* [PROBLEM DESCRIPTION]: In the listing below, pick out lines with "Message".

* [GIVEN ENTRIES]:

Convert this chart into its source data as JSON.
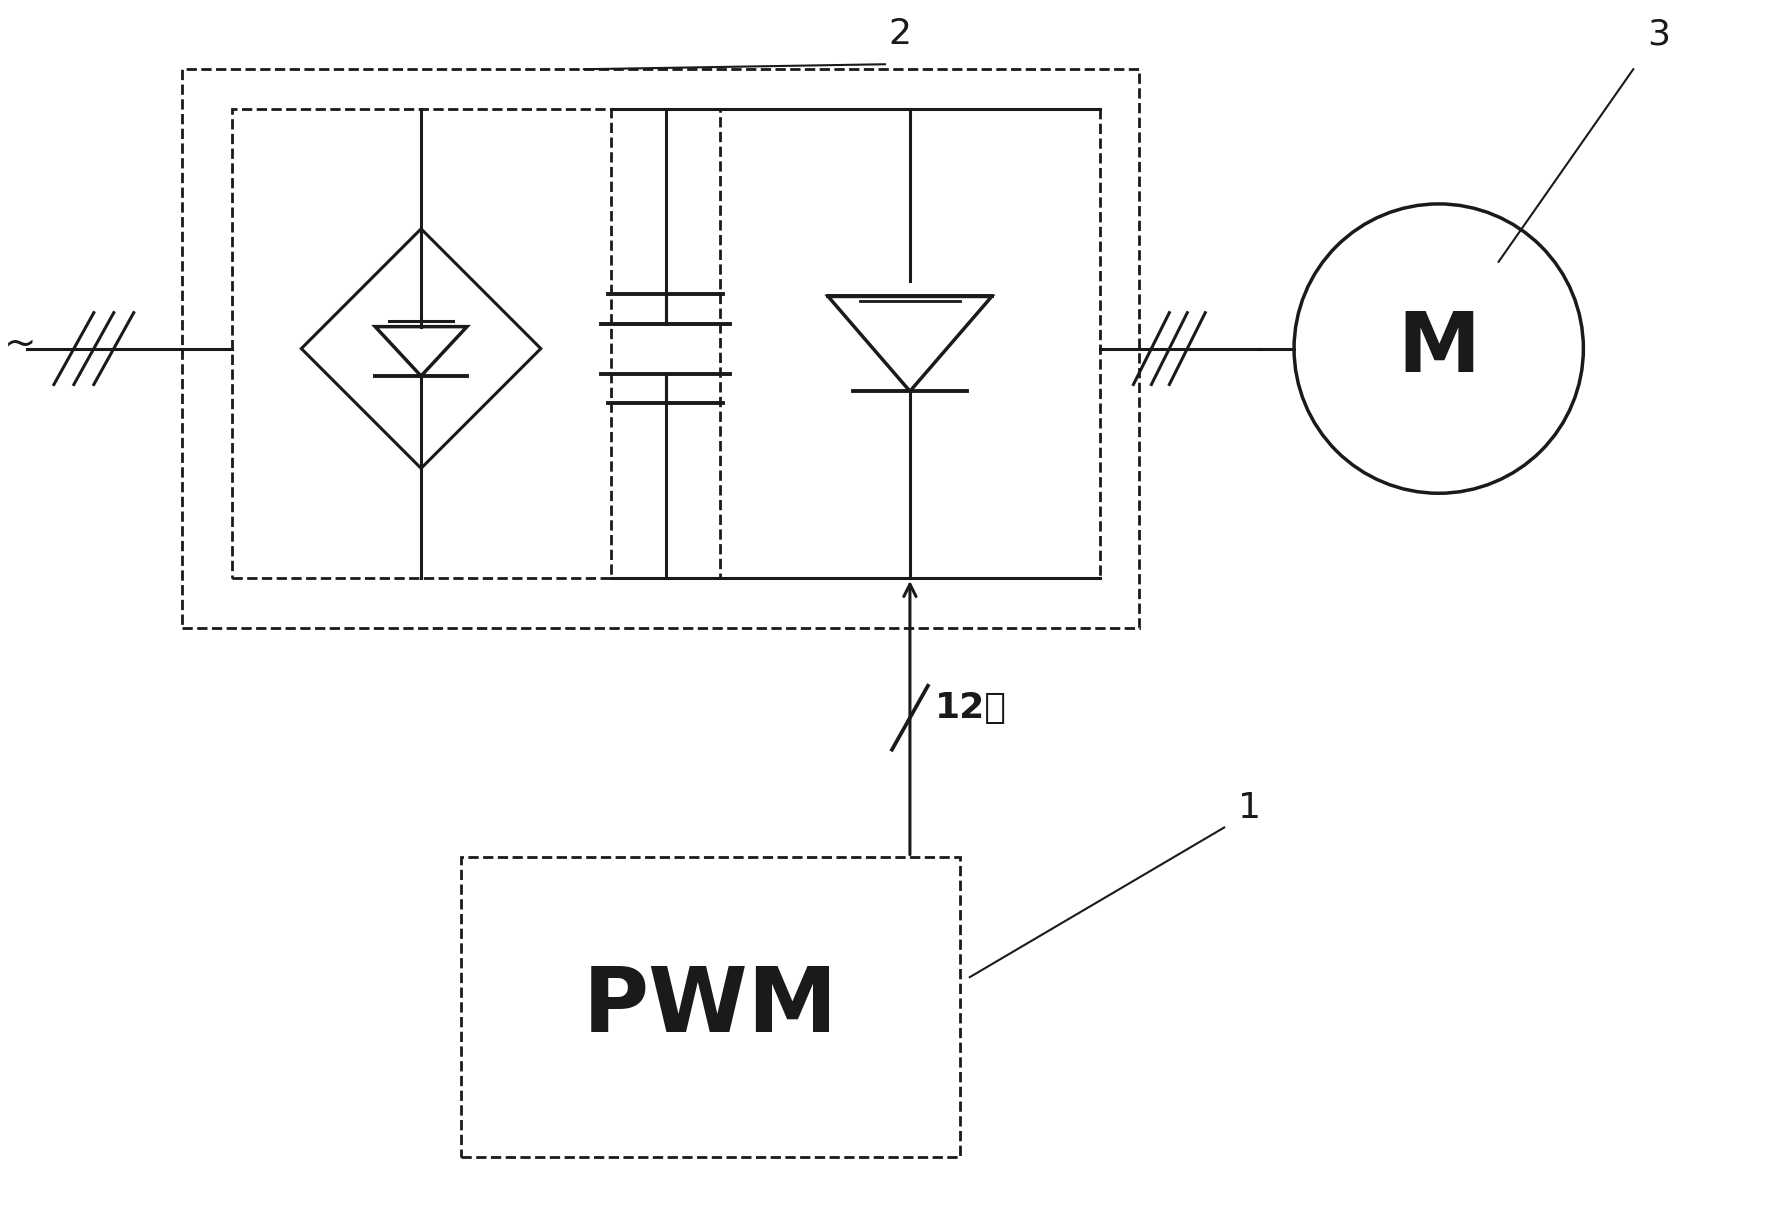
{
  "bg_color": "#ffffff",
  "line_color": "#1a1a1a",
  "fig_width": 17.66,
  "fig_height": 12.08,
  "label_2": "2",
  "label_3": "3",
  "label_1": "1",
  "pwm_text": "PWM",
  "motor_text": "M",
  "channel_text": "12路",
  "ac_symbol": "~"
}
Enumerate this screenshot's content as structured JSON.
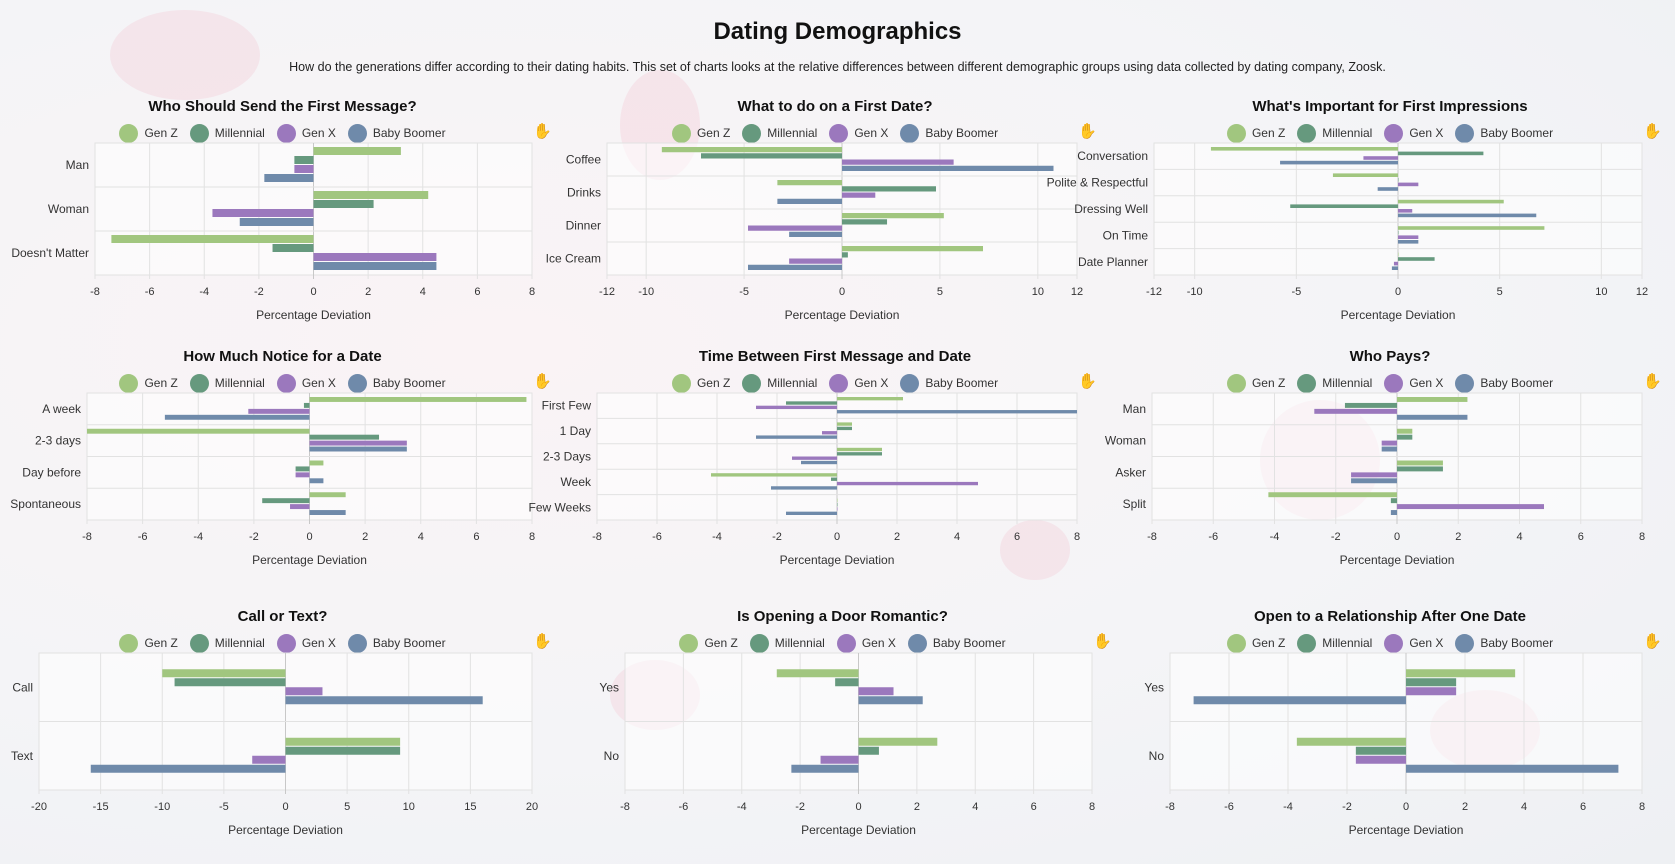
{
  "header": {
    "title": "Dating Demographics",
    "subtitle": "How do the generations differ according to their dating habits. This set of charts looks at the relative differences between different demographic groups using data collected by dating company, Zoosk."
  },
  "legend_labels": [
    "Gen Z",
    "Millennial",
    "Gen X",
    "Baby Boomer"
  ],
  "series_colors": [
    "#a1c67f",
    "#66997e",
    "#9b78bd",
    "#6f8aaa"
  ],
  "toolbar_icon": "hand-icon",
  "chart_data": [
    {
      "type": "bar",
      "title": "Who Should Send the First Message?",
      "xlabel": "Percentage Deviation",
      "xlim": [
        -8,
        8
      ],
      "ticks": [
        -8,
        -6,
        -4,
        -2,
        0,
        2,
        4,
        6,
        8
      ],
      "categories": [
        "Man",
        "Woman",
        "Doesn't Matter"
      ],
      "series": [
        {
          "name": "Gen Z",
          "values": [
            3.2,
            4.2,
            -7.4
          ]
        },
        {
          "name": "Millennial",
          "values": [
            -0.7,
            2.2,
            -1.5
          ]
        },
        {
          "name": "Gen X",
          "values": [
            -0.7,
            -3.7,
            4.5
          ]
        },
        {
          "name": "Baby Boomer",
          "values": [
            -1.8,
            -2.7,
            4.5
          ]
        }
      ]
    },
    {
      "type": "bar",
      "title": "What to do on a First Date?",
      "xlabel": "Percentage Deviation",
      "xlim": [
        -12,
        12
      ],
      "ticks": [
        -12,
        -10,
        -5,
        0,
        5,
        10,
        12
      ],
      "categories": [
        "Coffee",
        "Drinks",
        "Dinner",
        "Ice Cream"
      ],
      "series": [
        {
          "name": "Gen Z",
          "values": [
            -9.2,
            -3.3,
            5.2,
            7.2
          ]
        },
        {
          "name": "Millennial",
          "values": [
            -7.2,
            4.8,
            2.3,
            0.3
          ]
        },
        {
          "name": "Gen X",
          "values": [
            5.7,
            1.7,
            -4.8,
            -2.7
          ]
        },
        {
          "name": "Baby Boomer",
          "values": [
            10.8,
            -3.3,
            -2.7,
            -4.8
          ]
        }
      ]
    },
    {
      "type": "bar",
      "title": "What's Important for First Impressions",
      "xlabel": "Percentage Deviation",
      "xlim": [
        -12,
        12
      ],
      "ticks": [
        -12,
        -10,
        -5,
        0,
        5,
        10,
        12
      ],
      "categories": [
        "Conversation",
        "Polite & Respectful",
        "Dressing Well",
        "On Time",
        "Date Planner"
      ],
      "series": [
        {
          "name": "Gen Z",
          "values": [
            -9.2,
            -3.2,
            5.2,
            7.2,
            0
          ]
        },
        {
          "name": "Millennial",
          "values": [
            4.2,
            0,
            -5.3,
            0,
            1.8
          ]
        },
        {
          "name": "Gen X",
          "values": [
            -1.7,
            1.0,
            0.7,
            1.0,
            -0.2
          ]
        },
        {
          "name": "Baby Boomer",
          "values": [
            -5.8,
            -1.0,
            6.8,
            1.0,
            -0.3
          ]
        }
      ]
    },
    {
      "type": "bar",
      "title": "How Much Notice for a Date",
      "xlabel": "Percentage Deviation",
      "xlim": [
        -8,
        8
      ],
      "ticks": [
        -8,
        -6,
        -4,
        -2,
        0,
        2,
        4,
        6,
        8
      ],
      "categories": [
        "A week",
        "2-3 days",
        "Day before",
        "Spontaneous"
      ],
      "series": [
        {
          "name": "Gen Z",
          "values": [
            7.8,
            -8.0,
            0.5,
            1.3
          ]
        },
        {
          "name": "Millennial",
          "values": [
            -0.2,
            2.5,
            -0.5,
            -1.7
          ]
        },
        {
          "name": "Gen X",
          "values": [
            -2.2,
            3.5,
            -0.5,
            -0.7
          ]
        },
        {
          "name": "Baby Boomer",
          "values": [
            -5.2,
            3.5,
            0.5,
            1.3
          ]
        }
      ]
    },
    {
      "type": "bar",
      "title": "Time Between First Message and Date",
      "xlabel": "Percentage Deviation",
      "xlim": [
        -8,
        8
      ],
      "ticks": [
        -8,
        -6,
        -4,
        -2,
        0,
        2,
        4,
        6,
        8
      ],
      "categories": [
        "First Few",
        "1 Day",
        "2-3 Days",
        "Week",
        "Few Weeks"
      ],
      "series": [
        {
          "name": "Gen Z",
          "values": [
            2.2,
            0.5,
            1.5,
            -4.2,
            0
          ]
        },
        {
          "name": "Millennial",
          "values": [
            -1.7,
            0.5,
            1.5,
            -0.2,
            0
          ]
        },
        {
          "name": "Gen X",
          "values": [
            -2.7,
            -0.5,
            -1.5,
            4.7,
            0
          ]
        },
        {
          "name": "Baby Boomer",
          "values": [
            8.0,
            -2.7,
            -1.2,
            -2.2,
            -1.7
          ]
        }
      ]
    },
    {
      "type": "bar",
      "title": "Who Pays?",
      "xlabel": "Percentage Deviation",
      "xlim": [
        -8,
        8
      ],
      "ticks": [
        -8,
        -6,
        -4,
        -2,
        0,
        2,
        4,
        6,
        8
      ],
      "categories": [
        "Man",
        "Woman",
        "Asker",
        "Split"
      ],
      "series": [
        {
          "name": "Gen Z",
          "values": [
            2.3,
            0.5,
            1.5,
            -4.2
          ]
        },
        {
          "name": "Millennial",
          "values": [
            -1.7,
            0.5,
            1.5,
            -0.2
          ]
        },
        {
          "name": "Gen X",
          "values": [
            -2.7,
            -0.5,
            -1.5,
            4.8
          ]
        },
        {
          "name": "Baby Boomer",
          "values": [
            2.3,
            -0.5,
            -1.5,
            -0.2
          ]
        }
      ]
    },
    {
      "type": "bar",
      "title": "Call or Text?",
      "xlabel": "Percentage Deviation",
      "xlim": [
        -20,
        20
      ],
      "ticks": [
        -20,
        -15,
        -10,
        -5,
        0,
        5,
        10,
        15,
        20
      ],
      "categories": [
        "Call",
        "Text"
      ],
      "series": [
        {
          "name": "Gen Z",
          "values": [
            -10.0,
            9.3
          ]
        },
        {
          "name": "Millennial",
          "values": [
            -9.0,
            9.3
          ]
        },
        {
          "name": "Gen X",
          "values": [
            3.0,
            -2.7
          ]
        },
        {
          "name": "Baby Boomer",
          "values": [
            16.0,
            -15.8
          ]
        }
      ]
    },
    {
      "type": "bar",
      "title": "Is Opening a Door Romantic?",
      "xlabel": "Percentage Deviation",
      "xlim": [
        -8,
        8
      ],
      "ticks": [
        -8,
        -6,
        -4,
        -2,
        0,
        2,
        4,
        6,
        8
      ],
      "categories": [
        "Yes",
        "No"
      ],
      "series": [
        {
          "name": "Gen Z",
          "values": [
            -2.8,
            2.7
          ]
        },
        {
          "name": "Millennial",
          "values": [
            -0.8,
            0.7
          ]
        },
        {
          "name": "Gen X",
          "values": [
            1.2,
            -1.3
          ]
        },
        {
          "name": "Baby Boomer",
          "values": [
            2.2,
            -2.3
          ]
        }
      ]
    },
    {
      "type": "bar",
      "title": "Open to a Relationship After One Date",
      "xlabel": "Percentage Deviation",
      "xlim": [
        -8,
        8
      ],
      "ticks": [
        -8,
        -6,
        -4,
        -2,
        0,
        2,
        4,
        6,
        8
      ],
      "categories": [
        "Yes",
        "No"
      ],
      "series": [
        {
          "name": "Gen Z",
          "values": [
            3.7,
            -3.7
          ]
        },
        {
          "name": "Millennial",
          "values": [
            1.7,
            -1.7
          ]
        },
        {
          "name": "Gen X",
          "values": [
            1.7,
            -1.7
          ]
        },
        {
          "name": "Baby Boomer",
          "values": [
            -7.2,
            7.2
          ]
        }
      ]
    }
  ]
}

* [EXPECTED ANSWER]:
      "title": "Who Should Send the First Message?",
      "title": "Time Between First Message and Date",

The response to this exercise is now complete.